*Instruction:*
Repeat the data below exactly, dropping any pictures it holds.

*Data entries for graphics:*

=-=-=-=-=

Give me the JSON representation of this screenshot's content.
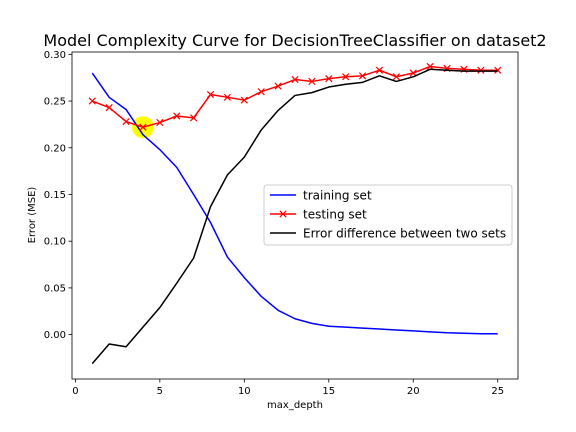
{
  "chart_data": {
    "type": "line",
    "title": "Model Complexity Curve for DecisionTreeClassifier on dataset2",
    "xlabel": "max_depth",
    "ylabel": "Error (MSE)",
    "xlim": [
      -0.2,
      26.2
    ],
    "ylim": [
      -0.0475,
      0.3025
    ],
    "xticks": [
      0,
      5,
      10,
      15,
      20,
      25
    ],
    "xtick_labels": [
      "0",
      "5",
      "10",
      "15",
      "20",
      "25"
    ],
    "yticks": [
      0.0,
      0.05,
      0.1,
      0.15,
      0.2,
      0.25,
      0.3
    ],
    "ytick_labels": [
      "0.00",
      "0.05",
      "0.10",
      "0.15",
      "0.20",
      "0.25",
      "0.30"
    ],
    "grid": false,
    "legend_position": "center-right",
    "x": [
      1,
      2,
      3,
      4,
      5,
      6,
      7,
      8,
      9,
      10,
      11,
      12,
      13,
      14,
      15,
      16,
      17,
      18,
      19,
      20,
      21,
      22,
      23,
      24,
      25
    ],
    "series": [
      {
        "name": "training set",
        "color": "#0000ff",
        "marker": "none",
        "values": [
          0.28,
          0.254,
          0.241,
          0.214,
          0.198,
          0.179,
          0.15,
          0.12,
          0.083,
          0.061,
          0.041,
          0.026,
          0.017,
          0.012,
          0.009,
          0.008,
          0.007,
          0.006,
          0.005,
          0.004,
          0.003,
          0.002,
          0.0015,
          0.001,
          0.001
        ]
      },
      {
        "name": "testing set",
        "color": "#ff0000",
        "marker": "x",
        "values": [
          0.25,
          0.243,
          0.228,
          0.222,
          0.227,
          0.234,
          0.232,
          0.257,
          0.254,
          0.251,
          0.26,
          0.266,
          0.273,
          0.271,
          0.274,
          0.276,
          0.277,
          0.283,
          0.276,
          0.28,
          0.287,
          0.285,
          0.284,
          0.283,
          0.283
        ]
      },
      {
        "name": "Error difference between two sets",
        "color": "#000000",
        "marker": "none",
        "values": [
          -0.031,
          -0.01,
          -0.013,
          0.008,
          0.029,
          0.055,
          0.082,
          0.137,
          0.171,
          0.19,
          0.219,
          0.24,
          0.256,
          0.259,
          0.265,
          0.268,
          0.27,
          0.277,
          0.271,
          0.276,
          0.284,
          0.283,
          0.282,
          0.282,
          0.282
        ]
      }
    ],
    "highlight": {
      "x": 4,
      "y": 0.222,
      "color": "#ffff00"
    }
  }
}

=-=-=-=-=

*Complete answer:*
Give me the JSON representation of this screenshot's content.
{
  "chart_data": {
    "type": "line",
    "title": "Model Complexity Curve for DecisionTreeClassifier on dataset2",
    "xlabel": "max_depth",
    "ylabel": "Error (MSE)",
    "xlim": [
      -0.2,
      26.2
    ],
    "ylim": [
      -0.0475,
      0.3025
    ],
    "xticks": [
      0,
      5,
      10,
      15,
      20,
      25
    ],
    "xtick_labels": [
      "0",
      "5",
      "10",
      "15",
      "20",
      "25"
    ],
    "yticks": [
      0.0,
      0.05,
      0.1,
      0.15,
      0.2,
      0.25,
      0.3
    ],
    "ytick_labels": [
      "0.00",
      "0.05",
      "0.10",
      "0.15",
      "0.20",
      "0.25",
      "0.30"
    ],
    "grid": false,
    "legend_position": "center-right",
    "x": [
      1,
      2,
      3,
      4,
      5,
      6,
      7,
      8,
      9,
      10,
      11,
      12,
      13,
      14,
      15,
      16,
      17,
      18,
      19,
      20,
      21,
      22,
      23,
      24,
      25
    ],
    "series": [
      {
        "name": "training set",
        "color": "#0000ff",
        "marker": "none",
        "values": [
          0.28,
          0.254,
          0.241,
          0.214,
          0.198,
          0.179,
          0.15,
          0.12,
          0.083,
          0.061,
          0.041,
          0.026,
          0.017,
          0.012,
          0.009,
          0.008,
          0.007,
          0.006,
          0.005,
          0.004,
          0.003,
          0.002,
          0.0015,
          0.001,
          0.001
        ]
      },
      {
        "name": "testing set",
        "color": "#ff0000",
        "marker": "x",
        "values": [
          0.25,
          0.243,
          0.228,
          0.222,
          0.227,
          0.234,
          0.232,
          0.257,
          0.254,
          0.251,
          0.26,
          0.266,
          0.273,
          0.271,
          0.274,
          0.276,
          0.277,
          0.283,
          0.276,
          0.28,
          0.287,
          0.285,
          0.284,
          0.283,
          0.283
        ]
      },
      {
        "name": "Error difference between two sets",
        "color": "#000000",
        "marker": "none",
        "values": [
          -0.031,
          -0.01,
          -0.013,
          0.008,
          0.029,
          0.055,
          0.082,
          0.137,
          0.171,
          0.19,
          0.219,
          0.24,
          0.256,
          0.259,
          0.265,
          0.268,
          0.27,
          0.277,
          0.271,
          0.276,
          0.284,
          0.283,
          0.282,
          0.282,
          0.282
        ]
      }
    ],
    "highlight": {
      "x": 4,
      "y": 0.222,
      "color": "#ffff00"
    }
  }
}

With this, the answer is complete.